Given instruction: Copy out the whole listing exactly as written, leaving the pictures behind.

——

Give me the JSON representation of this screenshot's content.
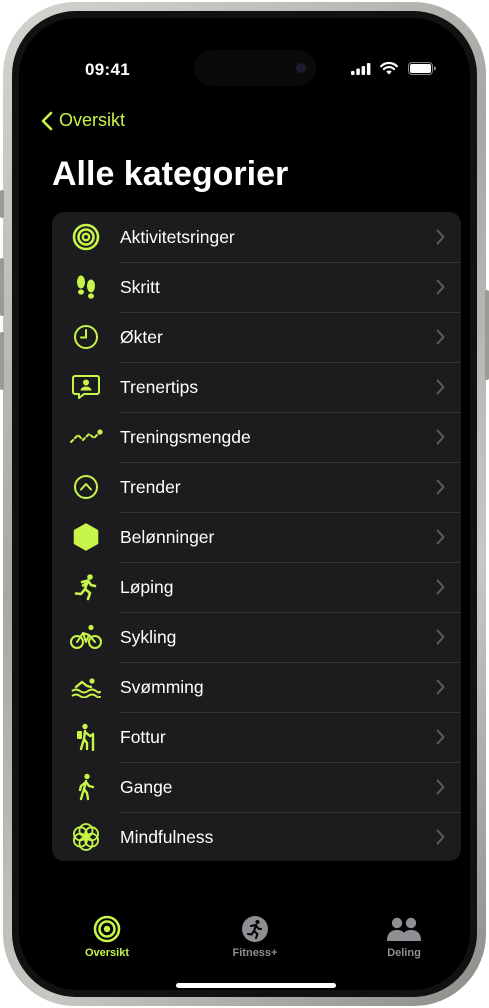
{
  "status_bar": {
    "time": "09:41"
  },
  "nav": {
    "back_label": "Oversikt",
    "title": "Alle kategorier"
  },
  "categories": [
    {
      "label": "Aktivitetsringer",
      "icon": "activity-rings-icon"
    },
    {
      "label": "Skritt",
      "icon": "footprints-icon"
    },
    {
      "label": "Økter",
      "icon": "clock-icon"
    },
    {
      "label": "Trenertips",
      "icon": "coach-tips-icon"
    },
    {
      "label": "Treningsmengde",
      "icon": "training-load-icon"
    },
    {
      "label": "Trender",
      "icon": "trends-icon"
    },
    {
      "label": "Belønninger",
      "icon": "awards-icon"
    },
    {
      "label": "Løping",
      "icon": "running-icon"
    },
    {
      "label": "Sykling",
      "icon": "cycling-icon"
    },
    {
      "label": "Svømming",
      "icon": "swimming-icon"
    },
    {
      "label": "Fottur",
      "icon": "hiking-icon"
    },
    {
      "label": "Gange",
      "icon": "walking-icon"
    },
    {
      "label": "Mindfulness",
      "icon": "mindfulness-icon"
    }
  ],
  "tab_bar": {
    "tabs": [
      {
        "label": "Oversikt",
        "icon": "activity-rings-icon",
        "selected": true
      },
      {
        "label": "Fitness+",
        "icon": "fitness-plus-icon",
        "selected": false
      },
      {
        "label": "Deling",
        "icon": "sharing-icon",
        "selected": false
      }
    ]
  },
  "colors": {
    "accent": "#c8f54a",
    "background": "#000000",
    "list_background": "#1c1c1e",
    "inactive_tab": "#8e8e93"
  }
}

——

Result of the exercise:
Give me the JSON representation of this screenshot's content.
{
  "status_bar": {
    "time": "09:41"
  },
  "nav": {
    "back_label": "Oversikt",
    "title": "Alle kategorier"
  },
  "categories": [
    {
      "label": "Aktivitetsringer",
      "icon": "activity-rings-icon"
    },
    {
      "label": "Skritt",
      "icon": "footprints-icon"
    },
    {
      "label": "Økter",
      "icon": "clock-icon"
    },
    {
      "label": "Trenertips",
      "icon": "coach-tips-icon"
    },
    {
      "label": "Treningsmengde",
      "icon": "training-load-icon"
    },
    {
      "label": "Trender",
      "icon": "trends-icon"
    },
    {
      "label": "Belønninger",
      "icon": "awards-icon"
    },
    {
      "label": "Løping",
      "icon": "running-icon"
    },
    {
      "label": "Sykling",
      "icon": "cycling-icon"
    },
    {
      "label": "Svømming",
      "icon": "swimming-icon"
    },
    {
      "label": "Fottur",
      "icon": "hiking-icon"
    },
    {
      "label": "Gange",
      "icon": "walking-icon"
    },
    {
      "label": "Mindfulness",
      "icon": "mindfulness-icon"
    }
  ],
  "tab_bar": {
    "tabs": [
      {
        "label": "Oversikt",
        "icon": "activity-rings-icon",
        "selected": true
      },
      {
        "label": "Fitness+",
        "icon": "fitness-plus-icon",
        "selected": false
      },
      {
        "label": "Deling",
        "icon": "sharing-icon",
        "selected": false
      }
    ]
  },
  "colors": {
    "accent": "#c8f54a",
    "background": "#000000",
    "list_background": "#1c1c1e",
    "inactive_tab": "#8e8e93"
  }
}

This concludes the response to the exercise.